# Direction
Write out, precisely and in full, each line of the material.

* start Material provided *

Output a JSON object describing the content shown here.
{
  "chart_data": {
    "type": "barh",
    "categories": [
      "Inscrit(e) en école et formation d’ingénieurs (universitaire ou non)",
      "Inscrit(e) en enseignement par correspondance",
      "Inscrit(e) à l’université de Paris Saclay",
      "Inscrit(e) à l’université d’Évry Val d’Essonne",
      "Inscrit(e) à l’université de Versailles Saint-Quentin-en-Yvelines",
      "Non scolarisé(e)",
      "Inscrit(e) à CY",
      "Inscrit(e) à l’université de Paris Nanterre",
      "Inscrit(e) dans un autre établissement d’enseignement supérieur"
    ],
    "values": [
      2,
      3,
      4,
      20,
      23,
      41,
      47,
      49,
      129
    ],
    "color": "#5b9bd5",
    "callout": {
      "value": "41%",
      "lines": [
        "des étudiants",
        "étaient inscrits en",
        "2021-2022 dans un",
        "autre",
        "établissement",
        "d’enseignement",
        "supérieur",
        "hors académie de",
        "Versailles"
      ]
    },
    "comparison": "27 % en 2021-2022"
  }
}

* end Material provided *

# Result of the exercise
Output a JSON object describing the content shown here.
{
  "chart_data": {
    "type": "barh",
    "categories": [
      "Inscrit(e) en école et formation d’ingénieurs (universitaire ou non)",
      "Inscrit(e) en enseignement par correspondance",
      "Inscrit(e) à l’université de Paris Saclay",
      "Inscrit(e) à l’université d’Évry Val d’Essonne",
      "Inscrit(e) à l’université de Versailles Saint-Quentin-en-Yvelines",
      "Non scolarisé(e)",
      "Inscrit(e) à CY",
      "Inscrit(e) à l’université de Paris Nanterre",
      "Inscrit(e) dans un autre établissement d’enseignement supérieur"
    ],
    "values": [
      2,
      3,
      4,
      20,
      23,
      41,
      47,
      49,
      129
    ],
    "color": "#5b9bd5",
    "callout": {
      "value": "41%",
      "lines": [
        "des étudiants",
        "étaient inscrits en",
        "2021-2022 dans un",
        "autre",
        "établissement",
        "d’enseignement",
        "supérieur",
        "hors académie de",
        "Versailles"
      ]
    },
    "comparison": "27 % en 2021-2022"
  }
}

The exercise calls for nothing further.